::: DATA SUPPLIED

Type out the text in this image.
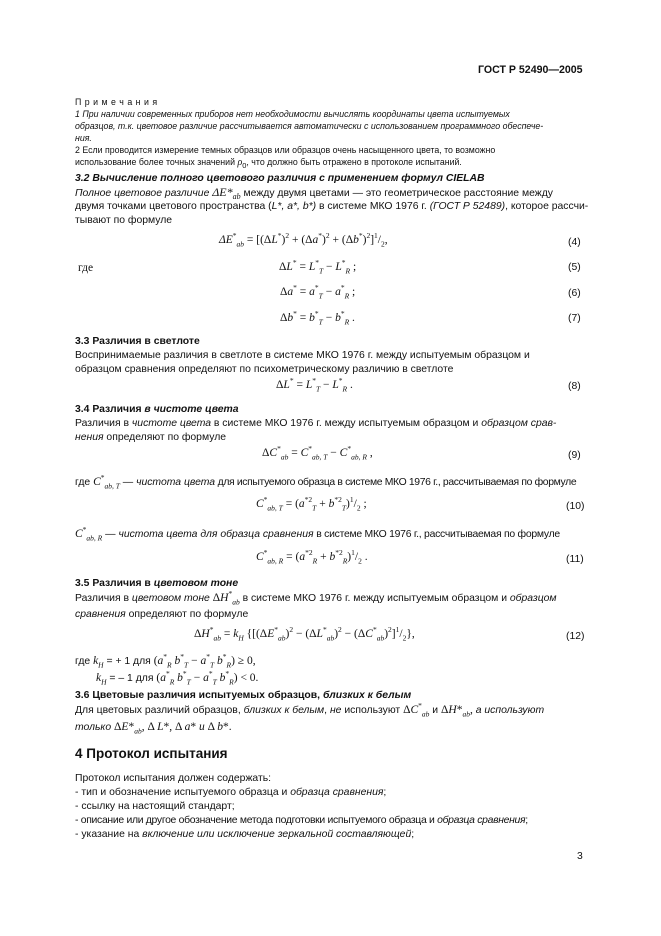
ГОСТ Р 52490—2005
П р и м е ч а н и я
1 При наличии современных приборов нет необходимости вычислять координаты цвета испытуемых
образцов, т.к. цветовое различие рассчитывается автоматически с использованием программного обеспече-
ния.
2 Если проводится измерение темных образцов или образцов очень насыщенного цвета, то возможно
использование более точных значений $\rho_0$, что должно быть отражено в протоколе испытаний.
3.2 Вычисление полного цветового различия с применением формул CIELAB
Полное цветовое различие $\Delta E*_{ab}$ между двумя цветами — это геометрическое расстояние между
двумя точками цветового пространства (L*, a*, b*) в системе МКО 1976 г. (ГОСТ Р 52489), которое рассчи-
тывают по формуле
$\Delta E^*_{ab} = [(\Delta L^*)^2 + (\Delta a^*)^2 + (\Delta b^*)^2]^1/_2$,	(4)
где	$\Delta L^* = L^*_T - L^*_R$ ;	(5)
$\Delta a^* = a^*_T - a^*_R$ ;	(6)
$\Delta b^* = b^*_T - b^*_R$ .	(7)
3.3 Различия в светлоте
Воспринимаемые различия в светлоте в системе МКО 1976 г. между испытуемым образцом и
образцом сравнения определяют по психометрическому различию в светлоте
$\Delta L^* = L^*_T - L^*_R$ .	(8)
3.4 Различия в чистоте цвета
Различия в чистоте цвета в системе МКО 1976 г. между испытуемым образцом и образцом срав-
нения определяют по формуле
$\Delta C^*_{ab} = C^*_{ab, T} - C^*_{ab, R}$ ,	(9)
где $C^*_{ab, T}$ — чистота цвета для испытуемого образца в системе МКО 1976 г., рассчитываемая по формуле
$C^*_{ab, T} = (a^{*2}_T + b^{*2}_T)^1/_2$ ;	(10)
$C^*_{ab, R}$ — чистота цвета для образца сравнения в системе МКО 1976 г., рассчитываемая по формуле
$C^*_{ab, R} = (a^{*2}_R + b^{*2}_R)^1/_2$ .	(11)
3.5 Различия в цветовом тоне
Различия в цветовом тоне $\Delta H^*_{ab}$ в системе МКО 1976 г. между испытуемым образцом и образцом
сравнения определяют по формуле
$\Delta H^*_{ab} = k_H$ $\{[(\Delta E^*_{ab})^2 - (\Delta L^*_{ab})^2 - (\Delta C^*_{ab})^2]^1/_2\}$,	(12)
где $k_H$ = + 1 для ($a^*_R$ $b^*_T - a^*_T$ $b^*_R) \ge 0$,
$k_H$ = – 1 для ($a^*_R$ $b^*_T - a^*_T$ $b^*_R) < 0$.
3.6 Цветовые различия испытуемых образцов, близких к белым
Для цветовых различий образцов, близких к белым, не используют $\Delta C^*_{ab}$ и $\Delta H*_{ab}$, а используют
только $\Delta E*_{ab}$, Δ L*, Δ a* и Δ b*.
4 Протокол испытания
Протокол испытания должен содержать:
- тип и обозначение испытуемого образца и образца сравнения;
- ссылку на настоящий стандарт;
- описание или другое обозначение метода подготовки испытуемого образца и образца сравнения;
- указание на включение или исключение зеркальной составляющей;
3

::::::
::: DATA SUPPLIED

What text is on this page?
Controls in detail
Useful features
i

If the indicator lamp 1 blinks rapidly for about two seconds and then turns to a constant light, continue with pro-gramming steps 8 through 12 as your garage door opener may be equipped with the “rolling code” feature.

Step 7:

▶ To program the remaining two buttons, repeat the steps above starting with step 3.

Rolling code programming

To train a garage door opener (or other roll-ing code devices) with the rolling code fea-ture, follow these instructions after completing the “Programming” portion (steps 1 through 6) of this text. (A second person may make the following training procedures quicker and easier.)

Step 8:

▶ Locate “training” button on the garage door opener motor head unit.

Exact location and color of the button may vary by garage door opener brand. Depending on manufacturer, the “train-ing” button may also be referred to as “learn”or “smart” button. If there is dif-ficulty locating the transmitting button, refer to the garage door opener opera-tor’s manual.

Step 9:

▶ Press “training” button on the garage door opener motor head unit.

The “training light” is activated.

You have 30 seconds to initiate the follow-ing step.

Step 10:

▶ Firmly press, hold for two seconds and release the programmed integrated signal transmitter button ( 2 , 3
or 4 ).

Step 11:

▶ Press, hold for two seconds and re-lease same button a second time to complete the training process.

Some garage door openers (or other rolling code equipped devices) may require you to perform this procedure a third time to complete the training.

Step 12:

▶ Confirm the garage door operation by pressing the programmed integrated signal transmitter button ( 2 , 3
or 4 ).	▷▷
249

::::::

WHAT TO PRODUCE = Return each full line of the entries that contains the word "цветовом".

FULL OUTPUT =
3.5 Различия в цветовом тоне
Различия в цветовом тоне $\Delta H^*_{ab}$ в системе МКО 1976 г. между испытуемым образцом и образцом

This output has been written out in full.